• _PROBLEM DESCRIPTION_
Format the lines below as a Markdown table with two columns, Row and Line, numbering each row and skipping any blank lines. Leave the pictures out of the table.

[Spatial layout data]
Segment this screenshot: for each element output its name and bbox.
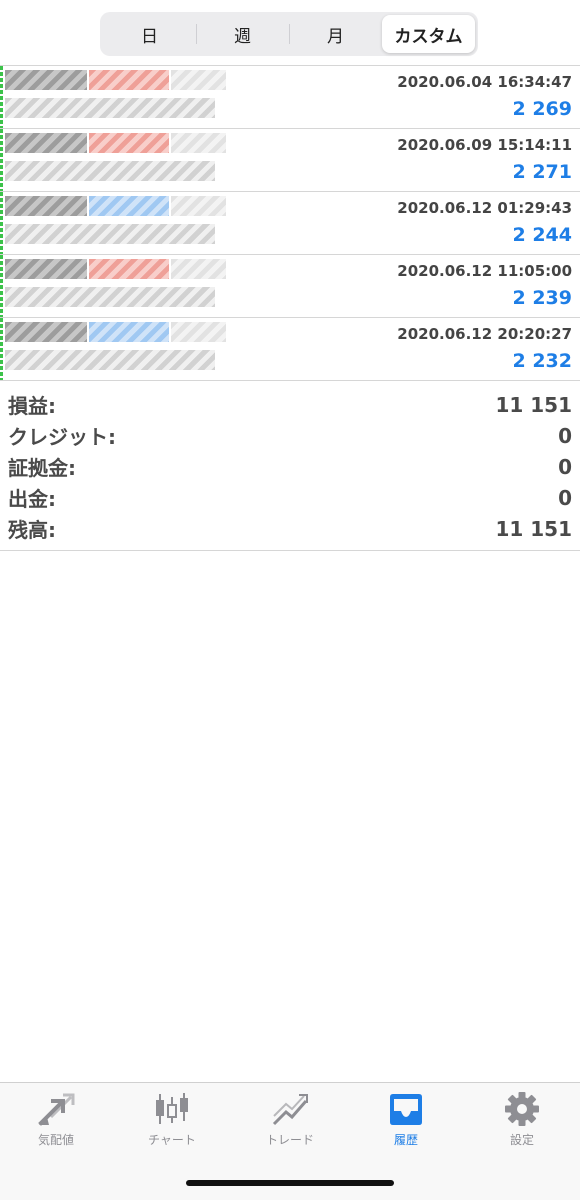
summary-label: 出金:: [8, 487, 56, 511]
summary-value: 0: [558, 485, 572, 510]
quotes-arrows-icon: [38, 1093, 75, 1126]
deal-profit: 2 271: [512, 161, 573, 183]
summary-value: 11 151: [495, 392, 572, 417]
redacted-symbol-info: [5, 68, 230, 126]
deal-profit: 2 244: [512, 224, 573, 246]
deal-row[interactable]: 2020.06.04 16:34:47 2 269: [0, 66, 580, 129]
gear-icon: [505, 1092, 539, 1126]
summary-label: クレジット:: [8, 425, 116, 449]
history-screen: 日 週 月 カスタム 2020.06.04 16:34:47 2 269 202…: [0, 0, 580, 1200]
tab-label: チャート: [148, 1133, 196, 1147]
deal-row[interactable]: 2020.06.09 15:14:11 2 271: [0, 129, 580, 192]
deal-time: 2020.06.12 20:20:27: [397, 325, 572, 343]
redacted-symbol-info: [5, 257, 230, 315]
tab-trade[interactable]: トレード: [240, 1091, 340, 1151]
deal-marker: [0, 255, 3, 317]
candlestick-chart-icon: [156, 1093, 188, 1124]
summary-row-credit: クレジット: 0: [0, 420, 580, 451]
redacted-symbol-info: [5, 320, 230, 378]
summary-label: 損益:: [8, 394, 56, 418]
deals-list: 2020.06.04 16:34:47 2 269 2020.06.09 15:…: [0, 65, 580, 381]
tab-label: 履歴: [393, 1133, 418, 1147]
tab-label: トレード: [265, 1133, 314, 1147]
deal-profit: 2 232: [512, 350, 573, 372]
segment-week[interactable]: 週: [196, 15, 289, 53]
deal-profit: 2 239: [512, 287, 573, 309]
deal-row[interactable]: 2020.06.12 01:29:43 2 244: [0, 192, 580, 255]
summary-label: 残高:: [8, 518, 56, 542]
summary-label: 証拠金:: [8, 456, 76, 480]
tab-quotes[interactable]: 気配値: [6, 1091, 106, 1151]
deal-row[interactable]: 2020.06.12 20:20:27 2 232: [0, 318, 580, 381]
deal-row[interactable]: 2020.06.12 11:05:00 2 239: [0, 255, 580, 318]
segment-day[interactable]: 日: [103, 15, 196, 53]
deal-marker: [0, 192, 3, 254]
tab-settings[interactable]: 設定: [472, 1091, 572, 1151]
tab-history[interactable]: 履歴: [356, 1091, 456, 1151]
segment-custom[interactable]: カスタム: [382, 15, 475, 53]
period-segmented-control: 日 週 月 カスタム: [100, 12, 478, 56]
deal-marker: [0, 66, 3, 128]
trade-trend-icon: [272, 1094, 308, 1126]
tab-label: 設定: [509, 1133, 534, 1147]
redacted-symbol-info: [5, 194, 230, 252]
account-summary: 損益: 11 151 クレジット: 0 証拠金: 0 出金: 0 残高: 11 …: [0, 389, 580, 551]
deal-marker: [0, 129, 3, 191]
deal-time: 2020.06.12 11:05:00: [397, 262, 572, 280]
summary-row-deposit: 証拠金: 0: [0, 451, 580, 482]
history-inbox-icon: [390, 1094, 422, 1125]
summary-row-balance: 残高: 11 151: [0, 513, 580, 544]
deal-time: 2020.06.04 16:34:47: [397, 73, 572, 91]
deal-profit: 2 269: [512, 98, 573, 120]
deal-time: 2020.06.09 15:14:11: [397, 136, 572, 154]
segment-month[interactable]: 月: [289, 15, 382, 53]
tab-chart[interactable]: チャート: [122, 1091, 222, 1151]
summary-value: 11 151: [495, 516, 572, 541]
summary-row-withdrawal: 出金: 0: [0, 482, 580, 513]
redacted-symbol-info: [5, 131, 230, 189]
summary-value: 0: [558, 454, 572, 479]
tab-label: 気配値: [37, 1133, 74, 1147]
deal-marker: [0, 318, 3, 380]
home-indicator[interactable]: [186, 1180, 394, 1186]
deal-time: 2020.06.12 01:29:43: [397, 199, 572, 217]
summary-row-profit: 損益: 11 151: [0, 389, 580, 420]
summary-value: 0: [558, 423, 572, 448]
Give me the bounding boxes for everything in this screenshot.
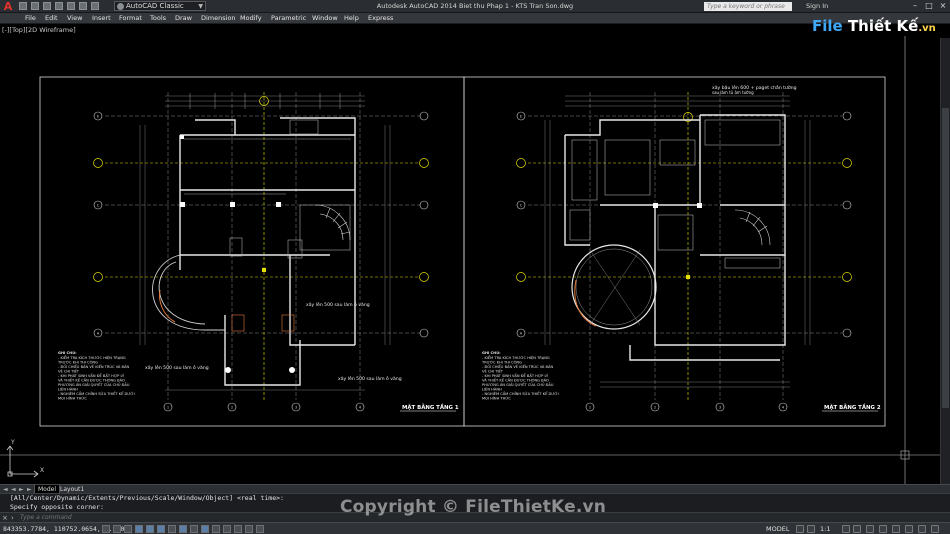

• _SOLUTION BELOW_
| Row | Line |
|---|---|
| 1 | Segment this screenshot: for each element output its name and bbox. |
| 2 | summary-label: 出金:: [8, 487, 56, 511] |
| 3 | summary-value: 0: [558, 485, 572, 510] |
| 4 | quotes-arrows-icon: [38, 1093, 75, 1126] |
| 5 | deal-profit: 2 271: [512, 161, 573, 183] |
| 6 | summary-value: 11 151: [495, 392, 572, 417] |
| 7 | redacted-symbol-info: [5, 68, 230, 126] |
| 8 | deal-profit: 2 244: [512, 224, 573, 246] |
| 9 | deal-row[interactable]: 2020.06.04 16:34:47 2 269: [0, 66, 580, 129] |
| 10 | gear-icon: [505, 1092, 539, 1126] |
| 11 | summary-label: クレジット:: [8, 425, 116, 449] |
| 12 | history-screen: 日 週 月 カスタム 2020.06.04 16:34:47 2 269 202…: [0, 0, 580, 1200] |
| 13 | tab-label: チャート: [148, 1133, 196, 1147] |
| 14 | deal-row[interactable]: 2020.06.09 15:14:11 2 271: [0, 129, 580, 192] |
| 15 | deal-time: 2020.06.12 20:20:27: [397, 325, 572, 343] |
| 16 | redacted-symbol-info: [5, 257, 230, 315] |
| 17 | tab-trade[interactable]: トレード: [240, 1091, 340, 1151] |
| 18 | deal-marker: [0, 255, 3, 317] |
| 19 | candlestick-chart-icon: [156, 1093, 188, 1124] |
| 20 | summary-row-credit: クレジット: 0: [0, 420, 580, 451] |
| 21 | redacted-symbol-info: [5, 320, 230, 378] |
| 22 | summary-label: 損益:: [8, 394, 56, 418] |
| 23 | deals-list: 2020.06.04 16:34:47 2 269 2020.06.09 15:…: [0, 65, 580, 381] |
| 24 | tab-label: 履歴: [393, 1133, 418, 1147] |
| 25 | tab-label: トレード: [265, 1133, 314, 1147] |
| 26 | deal-profit: 2 232: [512, 350, 573, 372] |
| 27 | segment-week[interactable]: 週: [196, 15, 289, 53] |
| 28 | deal-profit: 2 239: [512, 287, 573, 309] |
| 29 | deal-row[interactable]: 2020.06.12 01:29:43 2 244: [0, 192, 580, 255] |
| 30 | summary-label: 残高:: [8, 518, 56, 542] |
| 31 | summary-label: 証拠金:: [8, 456, 76, 480] |
| 32 | tab-quotes[interactable]: 気配値: [6, 1091, 106, 1151] |
| 33 | deal-row[interactable]: 2020.06.12 20:20:27 2 232: [0, 318, 580, 381] |
| 34 | deal-row[interactable]: 2020.06.12 11:05:00 2 239: [0, 255, 580, 318] |
| 35 | segment-day[interactable]: 日: [103, 15, 196, 53] |
| 36 | deal-marker: [0, 192, 3, 254] |
| 37 | tab-settings[interactable]: 設定: [472, 1091, 572, 1151] |
| 38 | tab-history[interactable]: 履歴: [356, 1091, 456, 1151] |
| 39 | segment-custom[interactable]: カスタム: [382, 15, 475, 53] |
| 40 | period-segmented-control: 日 週 月 カスタム: [100, 12, 478, 56] |
| 41 | deal-marker: [0, 66, 3, 128] |
| 42 | trade-trend-icon: [272, 1094, 308, 1126] |
| 43 | tab-label: 設定: [509, 1133, 534, 1147] |
| 44 | redacted-symbol-info: [5, 194, 230, 252] |
| 45 | account-summary: 損益: 11 151 クレジット: 0 証拠金: 0 出金: 0 残高: 11 …: [0, 389, 580, 551] |
| 46 | deal-marker: [0, 129, 3, 191] |
| 47 | deal-time: 2020.06.12 11:05:00: [397, 262, 572, 280] |
| 48 | summary-row-deposit: 証拠金: 0: [0, 451, 580, 482] |
| 49 | history-inbox-icon: [390, 1094, 422, 1125] |
| 50 | summary-row-balance: 残高: 11 151: [0, 513, 580, 544] |
| 51 | deal-time: 2020.06.04 16:34:47: [397, 73, 572, 91] |
| 52 | deal-profit: 2 269: [512, 98, 573, 120] |
| 53 | deal-time: 2020.06.09 15:14:11: [397, 136, 572, 154] |
| 54 | segment-month[interactable]: 月: [289, 15, 382, 53] |
| 55 | tab-chart[interactable]: チャート: [122, 1091, 222, 1151] |
| 56 | summary-value: 11 151: [495, 516, 572, 541] |
| 57 | summary-row-withdrawal: 出金: 0: [0, 482, 580, 513] |
| 58 | redacted-symbol-info: [5, 131, 230, 189] |
| 59 | summary-value: 0: [558, 454, 572, 479] |
| 60 | tab-label: 気配値: [37, 1133, 74, 1147] |
| 61 | deal-marker: [0, 318, 3, 380] |
| 62 | home-indicator[interactable]: [186, 1180, 394, 1186] |
| 63 | deal-time: 2020.06.12 01:29:43: [397, 199, 572, 217] |
| 64 | summary-row-profit: 損益: 11 151: [0, 389, 580, 420] |
| 65 | summary-value: 0: [558, 423, 572, 448] |
| 66 | Give me the bounding boxes for everything in this screenshot. |